[Start]
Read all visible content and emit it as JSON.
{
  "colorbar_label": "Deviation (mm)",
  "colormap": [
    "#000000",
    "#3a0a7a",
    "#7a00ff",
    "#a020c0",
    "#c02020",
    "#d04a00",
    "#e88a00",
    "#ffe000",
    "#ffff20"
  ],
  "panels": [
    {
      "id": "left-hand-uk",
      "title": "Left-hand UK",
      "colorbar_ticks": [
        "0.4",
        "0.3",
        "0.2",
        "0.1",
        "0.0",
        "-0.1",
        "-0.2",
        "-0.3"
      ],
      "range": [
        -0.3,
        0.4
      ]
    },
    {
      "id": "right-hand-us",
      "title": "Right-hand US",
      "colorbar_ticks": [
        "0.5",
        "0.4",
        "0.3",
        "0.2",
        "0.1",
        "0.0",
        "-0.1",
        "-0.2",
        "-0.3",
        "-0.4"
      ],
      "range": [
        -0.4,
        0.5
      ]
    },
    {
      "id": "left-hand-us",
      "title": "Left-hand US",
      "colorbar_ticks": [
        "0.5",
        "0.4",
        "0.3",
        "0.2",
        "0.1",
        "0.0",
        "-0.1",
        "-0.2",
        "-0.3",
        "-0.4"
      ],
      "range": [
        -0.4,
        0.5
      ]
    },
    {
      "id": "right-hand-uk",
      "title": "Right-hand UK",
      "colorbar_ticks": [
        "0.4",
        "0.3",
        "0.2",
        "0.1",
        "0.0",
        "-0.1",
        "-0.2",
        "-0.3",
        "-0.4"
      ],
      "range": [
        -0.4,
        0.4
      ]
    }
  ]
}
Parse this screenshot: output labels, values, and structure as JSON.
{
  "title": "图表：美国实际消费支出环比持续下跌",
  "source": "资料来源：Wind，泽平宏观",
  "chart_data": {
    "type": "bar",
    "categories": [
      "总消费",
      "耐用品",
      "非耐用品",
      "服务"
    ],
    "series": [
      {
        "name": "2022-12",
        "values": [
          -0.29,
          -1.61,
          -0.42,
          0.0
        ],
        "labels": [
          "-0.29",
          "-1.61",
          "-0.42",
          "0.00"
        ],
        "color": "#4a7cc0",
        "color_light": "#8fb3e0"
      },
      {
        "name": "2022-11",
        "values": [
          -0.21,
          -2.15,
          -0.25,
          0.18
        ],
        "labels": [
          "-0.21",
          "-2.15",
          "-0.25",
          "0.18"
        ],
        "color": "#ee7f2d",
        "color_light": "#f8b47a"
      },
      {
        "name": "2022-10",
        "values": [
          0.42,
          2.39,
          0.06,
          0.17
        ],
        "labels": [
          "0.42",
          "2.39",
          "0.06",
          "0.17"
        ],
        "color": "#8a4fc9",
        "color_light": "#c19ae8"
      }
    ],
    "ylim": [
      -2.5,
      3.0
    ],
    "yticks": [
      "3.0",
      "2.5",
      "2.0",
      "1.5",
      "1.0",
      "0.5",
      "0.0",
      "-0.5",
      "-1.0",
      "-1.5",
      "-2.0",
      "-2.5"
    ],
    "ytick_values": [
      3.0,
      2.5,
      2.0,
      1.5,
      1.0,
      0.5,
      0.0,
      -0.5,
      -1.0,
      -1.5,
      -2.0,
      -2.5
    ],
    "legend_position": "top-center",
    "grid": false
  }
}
[End]
Given instruction :: Output the complete data exactly as written.

Solved problem ::
Read all visible content and emit it as JSON.
{
  "colorbar_label": "Deviation (mm)",
  "colormap": [
    "#000000",
    "#3a0a7a",
    "#7a00ff",
    "#a020c0",
    "#c02020",
    "#d04a00",
    "#e88a00",
    "#ffe000",
    "#ffff20"
  ],
  "panels": [
    {
      "id": "left-hand-uk",
      "title": "Left-hand UK",
      "colorbar_ticks": [
        "0.4",
        "0.3",
        "0.2",
        "0.1",
        "0.0",
        "-0.1",
        "-0.2",
        "-0.3"
      ],
      "range": [
        -0.3,
        0.4
      ]
    },
    {
      "id": "right-hand-us",
      "title": "Right-hand US",
      "colorbar_ticks": [
        "0.5",
        "0.4",
        "0.3",
        "0.2",
        "0.1",
        "0.0",
        "-0.1",
        "-0.2",
        "-0.3",
        "-0.4"
      ],
      "range": [
        -0.4,
        0.5
      ]
    },
    {
      "id": "left-hand-us",
      "title": "Left-hand US",
      "colorbar_ticks": [
        "0.5",
        "0.4",
        "0.3",
        "0.2",
        "0.1",
        "0.0",
        "-0.1",
        "-0.2",
        "-0.3",
        "-0.4"
      ],
      "range": [
        -0.4,
        0.5
      ]
    },
    {
      "id": "right-hand-uk",
      "title": "Right-hand UK",
      "colorbar_ticks": [
        "0.4",
        "0.3",
        "0.2",
        "0.1",
        "0.0",
        "-0.1",
        "-0.2",
        "-0.3",
        "-0.4"
      ],
      "range": [
        -0.4,
        0.4
      ]
    }
  ]
}
Parse this screenshot: output labels, values, and structure as JSON.
{
  "title": "图表：美国实际消费支出环比持续下跌",
  "source": "资料来源：Wind，泽平宏观",
  "chart_data": {
    "type": "bar",
    "categories": [
      "总消费",
      "耐用品",
      "非耐用品",
      "服务"
    ],
    "series": [
      {
        "name": "2022-12",
        "values": [
          -0.29,
          -1.61,
          -0.42,
          0.0
        ],
        "labels": [
          "-0.29",
          "-1.61",
          "-0.42",
          "0.00"
        ],
        "color": "#4a7cc0",
        "color_light": "#8fb3e0"
      },
      {
        "name": "2022-11",
        "values": [
          -0.21,
          -2.15,
          -0.25,
          0.18
        ],
        "labels": [
          "-0.21",
          "-2.15",
          "-0.25",
          "0.18"
        ],
        "color": "#ee7f2d",
        "color_light": "#f8b47a"
      },
      {
        "name": "2022-10",
        "values": [
          0.42,
          2.39,
          0.06,
          0.17
        ],
        "labels": [
          "0.42",
          "2.39",
          "0.06",
          "0.17"
        ],
        "color": "#8a4fc9",
        "color_light": "#c19ae8"
      }
    ],
    "ylim": [
      -2.5,
      3.0
    ],
    "yticks": [
      "3.0",
      "2.5",
      "2.0",
      "1.5",
      "1.0",
      "0.5",
      "0.0",
      "-0.5",
      "-1.0",
      "-1.5",
      "-2.0",
      "-2.5"
    ],
    "ytick_values": [
      3.0,
      2.5,
      2.0,
      1.5,
      1.0,
      0.5,
      0.0,
      -0.5,
      -1.0,
      -1.5,
      -2.0,
      -2.5
    ],
    "legend_position": "top-center",
    "grid": false
  }
}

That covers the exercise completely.